• _Extracted records_:
[start]

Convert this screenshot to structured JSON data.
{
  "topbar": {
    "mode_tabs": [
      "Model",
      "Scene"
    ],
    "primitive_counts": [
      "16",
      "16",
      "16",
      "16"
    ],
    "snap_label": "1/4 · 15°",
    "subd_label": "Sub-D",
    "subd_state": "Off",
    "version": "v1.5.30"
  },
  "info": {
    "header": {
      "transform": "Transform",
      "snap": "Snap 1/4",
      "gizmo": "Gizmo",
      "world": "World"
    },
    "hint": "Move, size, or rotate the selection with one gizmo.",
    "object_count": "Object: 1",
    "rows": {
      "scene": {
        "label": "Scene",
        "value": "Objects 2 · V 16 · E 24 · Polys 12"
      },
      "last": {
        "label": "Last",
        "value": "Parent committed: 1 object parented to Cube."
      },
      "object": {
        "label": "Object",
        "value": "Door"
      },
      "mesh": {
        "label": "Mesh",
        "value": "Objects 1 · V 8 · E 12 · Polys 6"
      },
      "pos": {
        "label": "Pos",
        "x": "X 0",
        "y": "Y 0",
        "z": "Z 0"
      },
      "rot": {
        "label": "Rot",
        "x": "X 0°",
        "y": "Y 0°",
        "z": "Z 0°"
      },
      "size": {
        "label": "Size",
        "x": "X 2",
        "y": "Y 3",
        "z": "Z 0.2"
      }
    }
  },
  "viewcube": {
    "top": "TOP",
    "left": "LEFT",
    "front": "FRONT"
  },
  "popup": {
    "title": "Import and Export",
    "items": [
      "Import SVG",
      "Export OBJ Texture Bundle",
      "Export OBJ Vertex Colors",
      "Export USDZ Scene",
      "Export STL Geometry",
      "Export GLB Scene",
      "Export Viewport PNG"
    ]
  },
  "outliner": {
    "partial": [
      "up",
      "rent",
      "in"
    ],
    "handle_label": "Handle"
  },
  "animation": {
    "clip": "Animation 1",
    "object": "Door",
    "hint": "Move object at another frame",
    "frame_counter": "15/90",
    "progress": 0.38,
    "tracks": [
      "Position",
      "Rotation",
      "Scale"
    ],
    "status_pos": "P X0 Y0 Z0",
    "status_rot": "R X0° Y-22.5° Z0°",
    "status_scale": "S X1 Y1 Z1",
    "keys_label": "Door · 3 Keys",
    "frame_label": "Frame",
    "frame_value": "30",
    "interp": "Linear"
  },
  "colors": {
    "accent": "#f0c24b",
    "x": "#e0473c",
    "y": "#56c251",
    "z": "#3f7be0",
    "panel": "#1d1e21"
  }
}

[end]

• _THE EXERCISE_: Copy out every line where the word "Move" occurs.

• _WRITTEN SOLUTION_:
    "hint": "Move, size, or rotate the selection with one gizmo.",
    "hint": "Move object at another frame",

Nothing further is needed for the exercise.